Do this:
In the records that follow, show each line where the word "门店品类库存金额构成" is present.

Stored data:
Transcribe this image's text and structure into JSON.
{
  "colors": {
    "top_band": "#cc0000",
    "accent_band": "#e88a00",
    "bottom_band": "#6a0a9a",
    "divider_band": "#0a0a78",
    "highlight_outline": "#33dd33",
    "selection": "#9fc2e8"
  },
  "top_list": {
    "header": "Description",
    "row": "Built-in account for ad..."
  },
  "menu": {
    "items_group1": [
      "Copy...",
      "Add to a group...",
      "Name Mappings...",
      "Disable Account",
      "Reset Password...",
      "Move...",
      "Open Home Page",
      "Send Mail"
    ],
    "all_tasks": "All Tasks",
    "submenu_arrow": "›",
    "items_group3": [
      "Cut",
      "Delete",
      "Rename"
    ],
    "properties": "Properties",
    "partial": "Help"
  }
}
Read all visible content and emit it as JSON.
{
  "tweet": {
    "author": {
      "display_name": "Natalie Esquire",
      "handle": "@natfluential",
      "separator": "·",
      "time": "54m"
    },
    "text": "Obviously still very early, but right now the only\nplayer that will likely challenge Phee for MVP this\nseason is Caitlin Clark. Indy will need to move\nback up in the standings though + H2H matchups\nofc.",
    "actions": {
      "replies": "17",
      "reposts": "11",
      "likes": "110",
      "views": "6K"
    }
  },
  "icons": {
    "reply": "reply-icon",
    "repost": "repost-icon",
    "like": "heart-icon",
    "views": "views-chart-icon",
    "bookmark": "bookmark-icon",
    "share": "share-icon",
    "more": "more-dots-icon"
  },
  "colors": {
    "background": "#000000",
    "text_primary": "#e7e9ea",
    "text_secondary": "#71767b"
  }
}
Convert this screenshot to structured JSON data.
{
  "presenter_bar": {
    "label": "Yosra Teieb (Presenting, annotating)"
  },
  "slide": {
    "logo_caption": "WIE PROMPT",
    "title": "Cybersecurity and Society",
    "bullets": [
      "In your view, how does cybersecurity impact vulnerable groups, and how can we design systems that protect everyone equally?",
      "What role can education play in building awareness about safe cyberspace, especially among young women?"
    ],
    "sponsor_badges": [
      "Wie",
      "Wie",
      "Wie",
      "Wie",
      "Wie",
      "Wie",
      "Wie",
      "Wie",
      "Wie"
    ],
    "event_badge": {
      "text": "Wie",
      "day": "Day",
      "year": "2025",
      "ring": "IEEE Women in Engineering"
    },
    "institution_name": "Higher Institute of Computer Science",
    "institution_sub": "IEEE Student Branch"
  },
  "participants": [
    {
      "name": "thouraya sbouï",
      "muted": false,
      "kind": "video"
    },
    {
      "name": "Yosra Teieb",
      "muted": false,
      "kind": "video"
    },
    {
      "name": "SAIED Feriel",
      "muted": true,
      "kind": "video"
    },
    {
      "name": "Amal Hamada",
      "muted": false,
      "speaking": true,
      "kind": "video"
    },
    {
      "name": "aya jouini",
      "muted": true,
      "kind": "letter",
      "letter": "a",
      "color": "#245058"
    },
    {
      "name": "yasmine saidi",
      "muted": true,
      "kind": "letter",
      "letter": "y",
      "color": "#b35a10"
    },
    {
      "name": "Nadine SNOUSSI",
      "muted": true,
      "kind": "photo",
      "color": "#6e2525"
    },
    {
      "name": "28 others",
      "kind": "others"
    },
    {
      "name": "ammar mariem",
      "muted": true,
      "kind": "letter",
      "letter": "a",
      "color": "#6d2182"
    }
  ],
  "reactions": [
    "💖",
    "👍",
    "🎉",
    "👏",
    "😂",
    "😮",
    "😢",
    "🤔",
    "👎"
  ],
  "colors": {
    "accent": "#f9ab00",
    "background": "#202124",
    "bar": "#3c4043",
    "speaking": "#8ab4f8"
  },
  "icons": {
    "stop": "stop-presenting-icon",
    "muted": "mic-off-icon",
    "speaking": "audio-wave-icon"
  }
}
---
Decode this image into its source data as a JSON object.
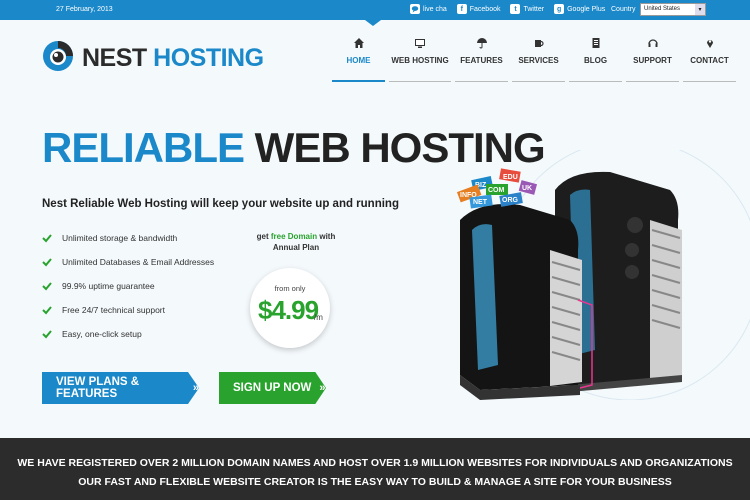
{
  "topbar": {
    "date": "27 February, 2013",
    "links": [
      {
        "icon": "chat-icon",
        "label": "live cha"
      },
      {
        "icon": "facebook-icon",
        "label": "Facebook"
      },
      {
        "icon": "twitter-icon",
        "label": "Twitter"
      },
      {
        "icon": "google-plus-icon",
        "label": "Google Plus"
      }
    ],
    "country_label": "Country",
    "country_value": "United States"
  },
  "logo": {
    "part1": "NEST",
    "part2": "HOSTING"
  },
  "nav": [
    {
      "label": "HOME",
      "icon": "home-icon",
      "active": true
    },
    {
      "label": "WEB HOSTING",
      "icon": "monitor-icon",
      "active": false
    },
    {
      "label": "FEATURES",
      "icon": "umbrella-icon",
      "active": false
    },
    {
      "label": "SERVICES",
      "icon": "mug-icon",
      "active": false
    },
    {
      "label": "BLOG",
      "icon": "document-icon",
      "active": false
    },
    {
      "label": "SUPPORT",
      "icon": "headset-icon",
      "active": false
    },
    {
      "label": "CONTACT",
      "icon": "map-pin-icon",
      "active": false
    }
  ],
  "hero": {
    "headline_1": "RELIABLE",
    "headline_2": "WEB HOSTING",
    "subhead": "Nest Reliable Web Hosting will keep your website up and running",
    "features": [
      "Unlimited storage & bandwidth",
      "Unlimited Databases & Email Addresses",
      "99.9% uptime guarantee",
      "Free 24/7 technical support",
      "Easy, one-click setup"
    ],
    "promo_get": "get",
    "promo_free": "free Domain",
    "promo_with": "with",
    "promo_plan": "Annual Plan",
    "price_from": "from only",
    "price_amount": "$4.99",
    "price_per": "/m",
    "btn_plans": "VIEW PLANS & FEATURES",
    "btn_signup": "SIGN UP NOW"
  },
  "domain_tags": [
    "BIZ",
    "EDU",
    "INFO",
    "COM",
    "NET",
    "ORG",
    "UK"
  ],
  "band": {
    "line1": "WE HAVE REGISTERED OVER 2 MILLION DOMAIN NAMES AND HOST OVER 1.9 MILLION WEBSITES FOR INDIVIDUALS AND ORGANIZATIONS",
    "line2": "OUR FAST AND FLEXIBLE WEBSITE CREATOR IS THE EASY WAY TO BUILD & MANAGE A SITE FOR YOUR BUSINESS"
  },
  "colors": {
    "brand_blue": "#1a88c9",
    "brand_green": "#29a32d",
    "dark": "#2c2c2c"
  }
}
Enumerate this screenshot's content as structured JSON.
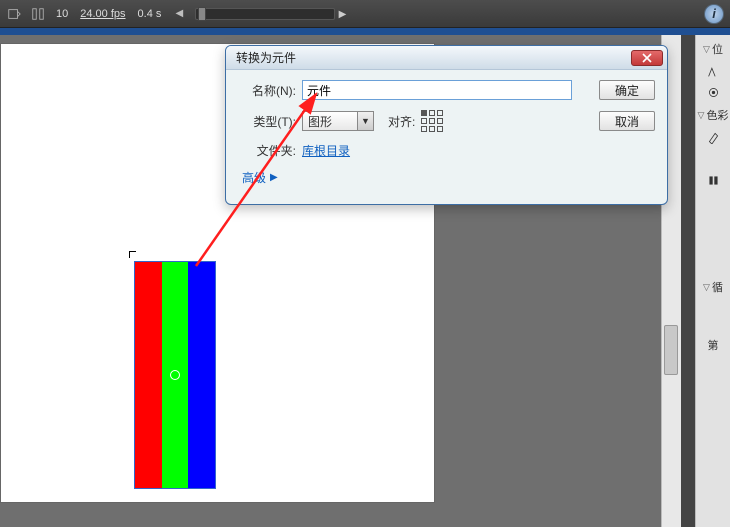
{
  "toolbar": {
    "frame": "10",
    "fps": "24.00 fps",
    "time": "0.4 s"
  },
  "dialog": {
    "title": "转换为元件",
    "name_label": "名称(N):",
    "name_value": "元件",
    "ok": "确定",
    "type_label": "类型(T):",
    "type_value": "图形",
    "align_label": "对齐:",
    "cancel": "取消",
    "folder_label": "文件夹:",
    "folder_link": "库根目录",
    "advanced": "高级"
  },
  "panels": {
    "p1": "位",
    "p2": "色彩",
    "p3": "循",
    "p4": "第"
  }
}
--
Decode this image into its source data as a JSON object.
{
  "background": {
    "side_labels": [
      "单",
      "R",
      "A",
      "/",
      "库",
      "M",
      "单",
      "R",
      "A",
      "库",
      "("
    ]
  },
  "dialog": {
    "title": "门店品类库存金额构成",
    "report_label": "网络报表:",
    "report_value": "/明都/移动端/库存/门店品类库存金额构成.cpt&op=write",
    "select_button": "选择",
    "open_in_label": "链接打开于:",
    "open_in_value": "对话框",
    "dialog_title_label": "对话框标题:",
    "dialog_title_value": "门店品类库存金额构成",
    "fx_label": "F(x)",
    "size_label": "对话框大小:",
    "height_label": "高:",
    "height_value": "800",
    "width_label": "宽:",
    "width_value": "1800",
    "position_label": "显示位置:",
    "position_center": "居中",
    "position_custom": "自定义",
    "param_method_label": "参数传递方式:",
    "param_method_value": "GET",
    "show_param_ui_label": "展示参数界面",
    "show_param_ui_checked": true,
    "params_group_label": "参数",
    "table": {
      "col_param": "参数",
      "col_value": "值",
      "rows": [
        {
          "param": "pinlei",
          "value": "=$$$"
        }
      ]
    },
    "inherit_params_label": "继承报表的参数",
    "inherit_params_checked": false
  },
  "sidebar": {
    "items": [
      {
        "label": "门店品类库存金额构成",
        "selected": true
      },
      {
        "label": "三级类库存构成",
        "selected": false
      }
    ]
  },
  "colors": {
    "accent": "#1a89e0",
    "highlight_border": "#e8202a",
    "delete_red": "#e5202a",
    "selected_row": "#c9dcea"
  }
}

Completed task:
    "title": "门店品类库存金额构成",
    "report_value": "/明都/移动端/库存/门店品类库存金额构成.cpt&op=write",
    "dialog_title_value": "门店品类库存金额构成",
        "label": "门店品类库存金额构成",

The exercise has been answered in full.